§ **PROBLEM STATEMENT**
For each line below that includes the word "test", make a copy.

§ **DATA FOR THIS TASK**

——————————

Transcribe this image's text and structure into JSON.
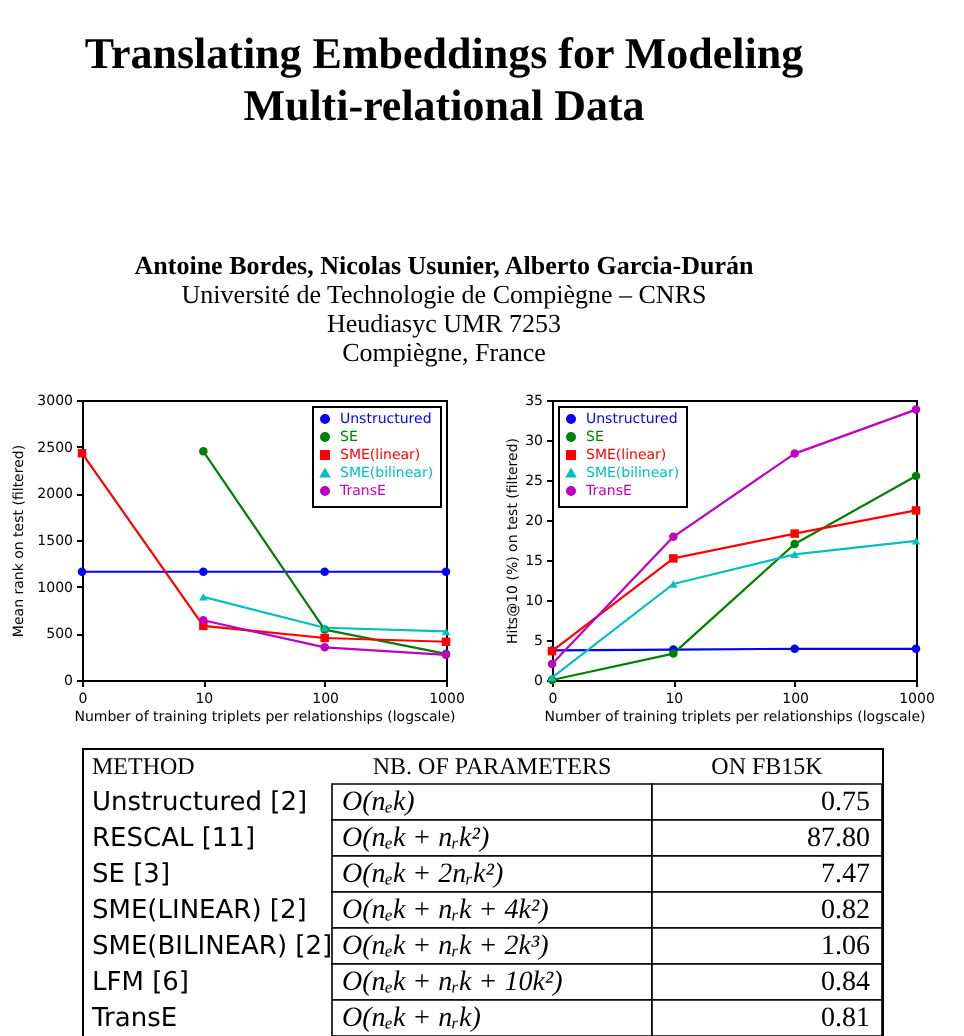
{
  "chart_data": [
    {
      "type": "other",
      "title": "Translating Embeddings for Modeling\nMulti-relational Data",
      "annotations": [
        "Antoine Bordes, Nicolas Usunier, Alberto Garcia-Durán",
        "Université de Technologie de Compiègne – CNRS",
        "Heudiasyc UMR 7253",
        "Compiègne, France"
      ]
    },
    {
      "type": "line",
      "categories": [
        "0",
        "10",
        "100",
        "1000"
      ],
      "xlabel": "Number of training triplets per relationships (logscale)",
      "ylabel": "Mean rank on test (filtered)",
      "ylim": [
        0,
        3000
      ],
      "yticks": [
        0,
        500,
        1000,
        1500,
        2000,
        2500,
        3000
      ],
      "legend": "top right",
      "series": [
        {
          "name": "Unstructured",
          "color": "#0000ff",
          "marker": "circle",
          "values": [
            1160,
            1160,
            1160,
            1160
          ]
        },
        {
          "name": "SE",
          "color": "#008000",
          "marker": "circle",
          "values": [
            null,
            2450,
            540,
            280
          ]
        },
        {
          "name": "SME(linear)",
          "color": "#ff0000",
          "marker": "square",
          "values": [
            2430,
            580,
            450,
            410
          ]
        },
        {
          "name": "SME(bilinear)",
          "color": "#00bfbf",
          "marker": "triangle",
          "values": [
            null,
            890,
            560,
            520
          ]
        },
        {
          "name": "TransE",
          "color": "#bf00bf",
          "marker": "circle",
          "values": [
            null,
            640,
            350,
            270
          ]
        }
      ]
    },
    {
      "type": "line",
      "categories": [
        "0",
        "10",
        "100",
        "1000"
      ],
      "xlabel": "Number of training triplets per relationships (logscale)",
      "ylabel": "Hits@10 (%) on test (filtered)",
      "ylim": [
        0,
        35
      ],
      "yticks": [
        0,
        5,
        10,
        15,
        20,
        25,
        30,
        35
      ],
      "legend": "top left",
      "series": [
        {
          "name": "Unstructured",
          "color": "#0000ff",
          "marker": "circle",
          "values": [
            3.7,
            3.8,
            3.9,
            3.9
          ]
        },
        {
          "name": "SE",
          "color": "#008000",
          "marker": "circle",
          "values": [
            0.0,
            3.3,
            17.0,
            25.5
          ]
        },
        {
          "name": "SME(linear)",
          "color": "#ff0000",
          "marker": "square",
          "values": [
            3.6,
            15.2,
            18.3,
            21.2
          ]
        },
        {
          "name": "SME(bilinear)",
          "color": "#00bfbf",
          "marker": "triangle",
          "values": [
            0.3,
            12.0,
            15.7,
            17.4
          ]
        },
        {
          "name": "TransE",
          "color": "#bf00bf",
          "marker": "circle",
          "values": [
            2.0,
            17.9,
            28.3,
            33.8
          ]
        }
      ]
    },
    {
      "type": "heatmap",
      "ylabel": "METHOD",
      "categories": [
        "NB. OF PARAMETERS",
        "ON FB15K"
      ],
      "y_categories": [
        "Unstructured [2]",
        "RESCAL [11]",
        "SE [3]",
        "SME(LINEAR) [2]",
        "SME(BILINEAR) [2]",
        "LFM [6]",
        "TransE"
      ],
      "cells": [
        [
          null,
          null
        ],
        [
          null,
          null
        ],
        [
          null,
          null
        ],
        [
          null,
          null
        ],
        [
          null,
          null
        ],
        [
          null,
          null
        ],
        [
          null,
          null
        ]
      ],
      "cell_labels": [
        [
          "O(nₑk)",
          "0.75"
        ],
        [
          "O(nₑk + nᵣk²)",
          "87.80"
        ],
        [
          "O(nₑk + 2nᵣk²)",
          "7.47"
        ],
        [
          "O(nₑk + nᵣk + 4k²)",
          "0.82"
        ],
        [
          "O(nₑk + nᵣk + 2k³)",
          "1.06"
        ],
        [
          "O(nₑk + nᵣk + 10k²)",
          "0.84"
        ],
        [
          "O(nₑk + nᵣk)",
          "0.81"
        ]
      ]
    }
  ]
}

——————————

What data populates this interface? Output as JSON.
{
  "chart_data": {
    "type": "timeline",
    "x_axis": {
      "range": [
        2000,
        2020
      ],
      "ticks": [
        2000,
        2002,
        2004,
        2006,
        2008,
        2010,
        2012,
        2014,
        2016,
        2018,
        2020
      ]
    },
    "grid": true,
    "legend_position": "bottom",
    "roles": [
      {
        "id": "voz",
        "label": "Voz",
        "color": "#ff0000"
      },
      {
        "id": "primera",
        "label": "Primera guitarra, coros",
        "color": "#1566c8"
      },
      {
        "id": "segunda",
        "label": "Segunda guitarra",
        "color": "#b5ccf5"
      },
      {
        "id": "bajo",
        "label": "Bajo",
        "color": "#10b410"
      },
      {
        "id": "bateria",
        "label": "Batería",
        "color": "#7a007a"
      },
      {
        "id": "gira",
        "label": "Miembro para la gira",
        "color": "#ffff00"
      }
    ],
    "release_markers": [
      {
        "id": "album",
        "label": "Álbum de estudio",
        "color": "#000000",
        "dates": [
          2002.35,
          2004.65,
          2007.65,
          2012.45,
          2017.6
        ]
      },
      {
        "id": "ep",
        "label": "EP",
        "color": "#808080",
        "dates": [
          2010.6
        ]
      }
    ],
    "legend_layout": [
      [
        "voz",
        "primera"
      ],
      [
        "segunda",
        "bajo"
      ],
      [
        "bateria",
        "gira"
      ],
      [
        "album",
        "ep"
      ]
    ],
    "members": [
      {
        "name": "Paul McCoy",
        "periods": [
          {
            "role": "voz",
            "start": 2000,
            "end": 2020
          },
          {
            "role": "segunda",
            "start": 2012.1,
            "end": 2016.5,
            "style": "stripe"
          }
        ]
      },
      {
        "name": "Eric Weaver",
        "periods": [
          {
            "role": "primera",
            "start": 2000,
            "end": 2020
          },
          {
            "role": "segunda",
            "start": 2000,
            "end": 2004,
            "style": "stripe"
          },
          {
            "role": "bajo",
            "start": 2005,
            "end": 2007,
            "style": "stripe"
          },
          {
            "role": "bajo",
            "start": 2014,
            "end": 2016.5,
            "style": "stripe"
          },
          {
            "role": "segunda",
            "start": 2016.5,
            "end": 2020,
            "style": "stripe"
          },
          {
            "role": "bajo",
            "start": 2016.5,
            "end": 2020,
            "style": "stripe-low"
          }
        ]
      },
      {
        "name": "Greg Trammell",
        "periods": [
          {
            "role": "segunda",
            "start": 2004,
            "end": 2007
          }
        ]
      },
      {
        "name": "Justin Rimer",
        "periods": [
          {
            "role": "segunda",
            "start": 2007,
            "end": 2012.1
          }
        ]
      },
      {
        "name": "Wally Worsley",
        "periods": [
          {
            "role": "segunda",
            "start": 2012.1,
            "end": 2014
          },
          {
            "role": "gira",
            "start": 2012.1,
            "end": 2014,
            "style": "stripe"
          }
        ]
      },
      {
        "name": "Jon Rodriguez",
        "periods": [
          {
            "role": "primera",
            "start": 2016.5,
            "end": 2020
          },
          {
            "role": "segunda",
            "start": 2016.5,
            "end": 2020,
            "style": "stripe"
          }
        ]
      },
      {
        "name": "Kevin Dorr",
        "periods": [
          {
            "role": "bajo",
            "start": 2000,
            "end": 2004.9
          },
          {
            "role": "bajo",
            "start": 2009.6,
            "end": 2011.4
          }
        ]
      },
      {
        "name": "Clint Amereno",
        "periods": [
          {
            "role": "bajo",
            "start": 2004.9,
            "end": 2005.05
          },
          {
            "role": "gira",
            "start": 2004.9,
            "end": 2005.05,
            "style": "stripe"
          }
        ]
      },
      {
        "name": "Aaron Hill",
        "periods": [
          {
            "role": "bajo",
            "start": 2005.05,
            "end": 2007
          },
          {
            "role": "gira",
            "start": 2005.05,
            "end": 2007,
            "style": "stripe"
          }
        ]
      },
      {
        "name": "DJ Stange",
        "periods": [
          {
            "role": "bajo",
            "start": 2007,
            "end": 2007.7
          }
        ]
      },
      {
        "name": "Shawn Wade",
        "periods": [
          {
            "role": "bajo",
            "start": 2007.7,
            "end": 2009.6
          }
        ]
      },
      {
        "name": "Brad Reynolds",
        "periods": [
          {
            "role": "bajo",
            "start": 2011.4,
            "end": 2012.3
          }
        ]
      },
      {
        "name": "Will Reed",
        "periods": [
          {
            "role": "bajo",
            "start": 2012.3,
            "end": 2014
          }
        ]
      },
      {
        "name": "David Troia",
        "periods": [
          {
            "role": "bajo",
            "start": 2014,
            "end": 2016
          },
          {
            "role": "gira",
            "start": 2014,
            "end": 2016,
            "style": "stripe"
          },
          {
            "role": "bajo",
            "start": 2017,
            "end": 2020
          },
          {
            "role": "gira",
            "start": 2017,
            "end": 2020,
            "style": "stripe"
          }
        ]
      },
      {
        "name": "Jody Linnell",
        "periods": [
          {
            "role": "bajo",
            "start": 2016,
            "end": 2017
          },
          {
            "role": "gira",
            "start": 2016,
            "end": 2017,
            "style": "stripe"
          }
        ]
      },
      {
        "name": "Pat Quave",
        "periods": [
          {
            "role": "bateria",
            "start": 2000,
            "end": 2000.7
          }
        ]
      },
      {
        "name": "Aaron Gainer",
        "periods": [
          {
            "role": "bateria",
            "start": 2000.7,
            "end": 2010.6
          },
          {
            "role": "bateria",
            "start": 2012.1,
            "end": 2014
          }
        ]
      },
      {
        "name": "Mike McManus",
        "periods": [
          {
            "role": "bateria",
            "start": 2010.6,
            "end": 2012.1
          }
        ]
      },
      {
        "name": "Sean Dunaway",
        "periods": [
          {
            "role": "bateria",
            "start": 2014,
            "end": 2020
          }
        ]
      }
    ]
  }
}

——————————

§ **ANSWER TO THIS EXERCISE**
      "ylabel": "Mean rank on test (filtered)",
      "ylabel": "Hits@10 (%) on test (filtered)",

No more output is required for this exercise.